Permintaan:
Lanjutkan tulisan tentang korupsi dan makna "wamahyaya wamamati" mulai dari sesudah kalimat terakhirnya.

Potongan Dokumen:
========================

Wamahyaya wamamati: Ketika Negeri ini lupa untuk siapa hidup dan mati
SUARAKYAT.COM – “Sesungguhnya salatku, ibadahku, hidupku dan matiku hanyalah untuk Allah, Tuhan semesta alam.” (QS. Al-An’am: 162)
Kalimat ini bukan sekadar untaian lafaz indah yang kita lantunkan dalam doa. Ia adalah deklarasi totalitas penghambaan, komitmen hidup yang lurus dan suci, yang menempatkan Allah sebagai pusat orientasi seluruh aktivitas manusia—baik yang tampak maupun yang tersembunyi.
Namun, dalam potret realitas negeri ini, terutama ketika kita menengok berita demi berita di media sosial, terasa ironi yang mengiris nurani. Banyaknya kasus korupsi dan yang tersandung banyak dari oknum kalangan orang-orang hebat.
Ketika oknum pejabat publik yang seharusnya menjadi teladan justru tersandung kasus korupsi, kita patut bertanya: di mana letak “wamahyaya wamamati lillahi rabbil ‘alamin” itu dalam hidup mereka? Hidup dan mati yang seharusnya diabdikan untuk Allah, malah tergadai demi dunia yang fana—kursi kekuasaan, tumpukan rupiah, dan pujian manusia. Padahal hidup ini hanya sejenak. Mati itu pasti. Lalu, apa yang akan dibawa?
Negeri ini sedang sakit. Sakit bukan karena kurangnya sumber daya, tapi karena krisis akhlak dan iman. Ini bukan level flu biasa. Ini sudah level Pentium 4, kalau boleh meminjam istilah zaman. Artinya: kerusakan ini sistemik, akut, dan membahayakan.

========================

Bahan:
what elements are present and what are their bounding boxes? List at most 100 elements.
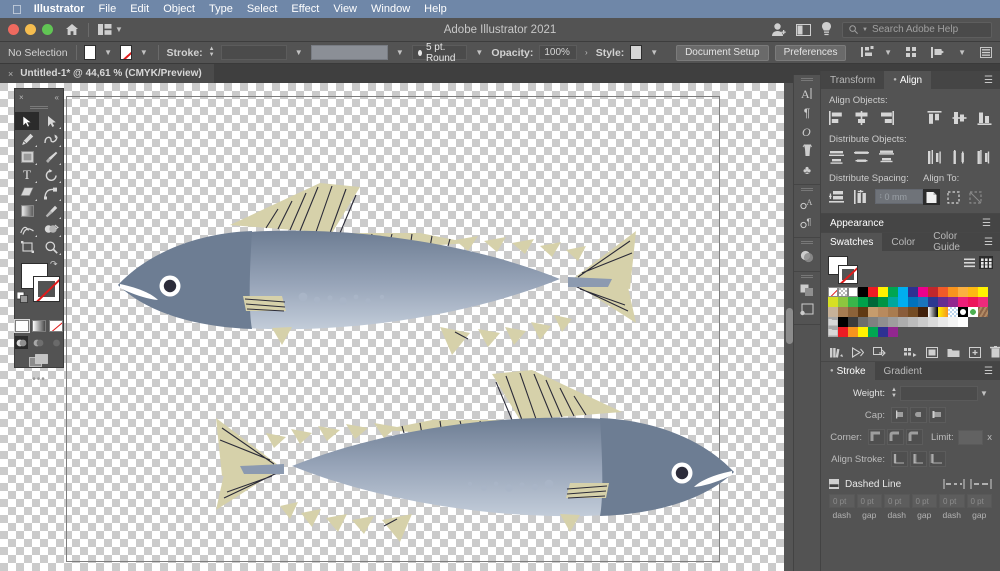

========================

Hasil Tugas:
Saatnya kita kembali bertanya: untuk siapa kita hidup? Untuk siapa kita mati? Mari koreksi niat dan orientasi kita. Jadikan jabatan sebagai ladang ibadah, bukan kendaraan menuju neraka. Jadikan kekuasaan sebagai amanah, bukan alat pemerasan. Negeri ini akan sembuh bukan dengan wacana, tapi dengan keteladanan.
Ingatlah, jabatan itu sementara. Harta itu fana. Tapi catatan amal tidak akan pernah bohong. “Dan barang siapa mengerjakan amal seberat dzarrah, niscaya dia akan melihat (balasannya).”
(QS. Az-Zalzalah: 7)
Semoga kita termasuk golongan yang benar-benar menghayati kalimat: “wamaḥyāya wamāmātī lillāhi rabbil ‘ālamīn.” Bukan hanya di lisan, tapi juga dalam seluruh gerak hidup kita. (Penulis: Muhamad Sarman)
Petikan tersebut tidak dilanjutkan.